DOCUMENT EXCERPT »
•••••

But, as more people have started taking this near-miraculous drug, and as the early participants have been on it longer and longer, the researchers are finding that many (or perhaps most… I really don’t know for sure) of the patients with the 17p deletion (and some with a few with other chromosome types, too) seem to be failing the drug after about 30 to 36 months on it. I’ve now been on it for about 24 months.

That brings up a dilemma for me. I’m still doing just great on the drug and am taking it daily with minimal side effects. But, if the experience of the folks who have been on it longer than I have applies to me, we might expect that I, too, will fail the drug and have a progression of my disease within the next year. And if I do, what would be the next drug to try? Well…no one knows. There are lots of new experimental drugs out there which are being tested on various groups of patients with CLL, but there is no known therapy which is “best” for people who have failed the ibrutinib. Anything we might try would be a shot in the dark. There just isn’t any data that I know of, indicating what might work. That is, if anything at all will work.

•••••

Structured page-parsing data
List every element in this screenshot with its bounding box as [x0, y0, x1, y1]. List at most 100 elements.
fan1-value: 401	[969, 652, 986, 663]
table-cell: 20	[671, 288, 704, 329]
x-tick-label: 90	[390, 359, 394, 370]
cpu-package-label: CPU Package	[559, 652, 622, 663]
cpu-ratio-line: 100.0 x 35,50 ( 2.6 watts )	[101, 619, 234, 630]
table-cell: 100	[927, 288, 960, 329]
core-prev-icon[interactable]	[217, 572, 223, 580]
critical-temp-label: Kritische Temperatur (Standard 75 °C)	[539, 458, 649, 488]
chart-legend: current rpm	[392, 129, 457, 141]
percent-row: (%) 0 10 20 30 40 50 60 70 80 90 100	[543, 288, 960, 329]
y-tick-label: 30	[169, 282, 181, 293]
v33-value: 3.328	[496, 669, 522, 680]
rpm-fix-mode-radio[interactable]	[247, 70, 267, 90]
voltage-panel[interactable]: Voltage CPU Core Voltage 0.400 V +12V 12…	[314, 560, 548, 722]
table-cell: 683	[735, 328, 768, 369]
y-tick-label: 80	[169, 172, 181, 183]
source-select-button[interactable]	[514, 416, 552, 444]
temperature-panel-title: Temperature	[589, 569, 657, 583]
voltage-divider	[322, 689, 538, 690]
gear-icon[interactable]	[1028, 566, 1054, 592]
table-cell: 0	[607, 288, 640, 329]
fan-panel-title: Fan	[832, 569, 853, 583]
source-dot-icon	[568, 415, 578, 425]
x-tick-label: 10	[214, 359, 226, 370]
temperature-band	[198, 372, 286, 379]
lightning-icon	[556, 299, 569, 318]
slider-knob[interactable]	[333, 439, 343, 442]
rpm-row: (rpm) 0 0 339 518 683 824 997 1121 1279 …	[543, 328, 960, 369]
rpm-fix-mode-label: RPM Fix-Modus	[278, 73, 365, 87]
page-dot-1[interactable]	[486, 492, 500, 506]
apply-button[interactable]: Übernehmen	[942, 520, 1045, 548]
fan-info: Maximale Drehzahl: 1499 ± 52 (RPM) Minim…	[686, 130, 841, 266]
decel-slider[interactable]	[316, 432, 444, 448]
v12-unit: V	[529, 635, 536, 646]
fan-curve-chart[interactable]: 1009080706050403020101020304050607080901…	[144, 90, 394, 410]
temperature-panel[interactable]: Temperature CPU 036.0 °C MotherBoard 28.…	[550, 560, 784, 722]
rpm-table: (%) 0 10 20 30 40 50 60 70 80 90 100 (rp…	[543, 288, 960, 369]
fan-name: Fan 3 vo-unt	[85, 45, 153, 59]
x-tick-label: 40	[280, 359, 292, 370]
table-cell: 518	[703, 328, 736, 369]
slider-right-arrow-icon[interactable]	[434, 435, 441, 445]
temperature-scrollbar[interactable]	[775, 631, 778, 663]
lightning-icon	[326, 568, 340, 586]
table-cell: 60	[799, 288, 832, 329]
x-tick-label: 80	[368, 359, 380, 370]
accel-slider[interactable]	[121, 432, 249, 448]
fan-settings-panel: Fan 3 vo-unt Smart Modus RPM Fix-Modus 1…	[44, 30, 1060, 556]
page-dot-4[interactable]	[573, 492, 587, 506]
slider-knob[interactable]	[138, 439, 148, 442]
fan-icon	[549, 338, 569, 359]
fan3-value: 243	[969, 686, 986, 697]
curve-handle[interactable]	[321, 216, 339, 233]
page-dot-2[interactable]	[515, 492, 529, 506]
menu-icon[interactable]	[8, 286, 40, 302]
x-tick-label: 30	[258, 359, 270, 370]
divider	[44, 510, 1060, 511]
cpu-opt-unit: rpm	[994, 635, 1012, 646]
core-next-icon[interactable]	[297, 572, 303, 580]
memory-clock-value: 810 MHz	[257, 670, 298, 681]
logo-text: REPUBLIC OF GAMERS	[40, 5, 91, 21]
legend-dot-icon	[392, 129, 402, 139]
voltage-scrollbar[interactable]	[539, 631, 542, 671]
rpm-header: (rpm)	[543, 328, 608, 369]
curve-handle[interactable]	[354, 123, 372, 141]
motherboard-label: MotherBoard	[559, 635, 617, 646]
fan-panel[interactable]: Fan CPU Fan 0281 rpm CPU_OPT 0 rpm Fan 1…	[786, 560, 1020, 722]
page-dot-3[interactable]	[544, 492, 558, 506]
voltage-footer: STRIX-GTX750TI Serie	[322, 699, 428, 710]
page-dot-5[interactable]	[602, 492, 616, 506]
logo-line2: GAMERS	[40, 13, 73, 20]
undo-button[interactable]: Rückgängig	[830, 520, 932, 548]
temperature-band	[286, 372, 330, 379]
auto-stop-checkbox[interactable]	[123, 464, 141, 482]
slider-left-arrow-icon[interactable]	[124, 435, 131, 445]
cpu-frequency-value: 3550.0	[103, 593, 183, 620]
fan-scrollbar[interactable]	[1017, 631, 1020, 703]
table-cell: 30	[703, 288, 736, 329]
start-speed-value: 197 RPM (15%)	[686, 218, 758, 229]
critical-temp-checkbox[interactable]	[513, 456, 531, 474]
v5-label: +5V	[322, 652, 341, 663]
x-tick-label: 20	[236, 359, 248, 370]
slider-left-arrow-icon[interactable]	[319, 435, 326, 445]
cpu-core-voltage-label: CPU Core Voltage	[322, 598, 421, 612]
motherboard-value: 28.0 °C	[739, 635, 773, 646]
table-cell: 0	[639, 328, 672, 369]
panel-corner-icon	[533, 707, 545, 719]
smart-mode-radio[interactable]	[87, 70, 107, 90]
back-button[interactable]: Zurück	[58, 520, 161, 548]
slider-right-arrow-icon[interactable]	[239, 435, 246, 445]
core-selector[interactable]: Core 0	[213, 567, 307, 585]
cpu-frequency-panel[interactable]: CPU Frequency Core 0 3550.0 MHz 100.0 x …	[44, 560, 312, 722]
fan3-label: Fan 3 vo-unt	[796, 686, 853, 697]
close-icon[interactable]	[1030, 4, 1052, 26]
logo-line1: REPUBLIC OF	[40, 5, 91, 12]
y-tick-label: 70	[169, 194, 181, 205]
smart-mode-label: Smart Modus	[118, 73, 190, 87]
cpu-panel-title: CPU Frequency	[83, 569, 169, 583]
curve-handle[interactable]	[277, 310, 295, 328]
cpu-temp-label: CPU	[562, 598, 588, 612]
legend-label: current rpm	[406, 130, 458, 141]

•••••

ABOUT THIS EXERCISE » Copy out the whole passage about taking ibrutinib for CLL, word for word, with no changes.

ANSWER FOR THE TASK »
But, as more people have started taking this near-miraculous drug, and as the early participants have been on it longer and longer, the researchers are finding that many (or perhaps most… I really don’t know for sure) of the patients with the 17p deletion (and some with a few with other chromosome types, too) seem to be failing the drug after about 30 to 36 months on it. I’ve now been on it for about 24 months.

That brings up a dilemma for me. I’m still doing just great on the drug and am taking it daily with minimal side effects. But, if the experience of the folks who have been on it longer than I have applies to me, we might expect that I, too, will fail the drug and have a progression of my disease within the next year. And if I do, what would be the next drug to try? Well…no one knows. There are lots of new experimental drugs out there which are being tested on various groups of patients with CLL, but there is no known therapy which is “best” for people who have failed the ibrutinib. Anything we might try would be a shot in the dark. There just isn’t any data that I know of, indicating what might work. That is, if anything at all will work.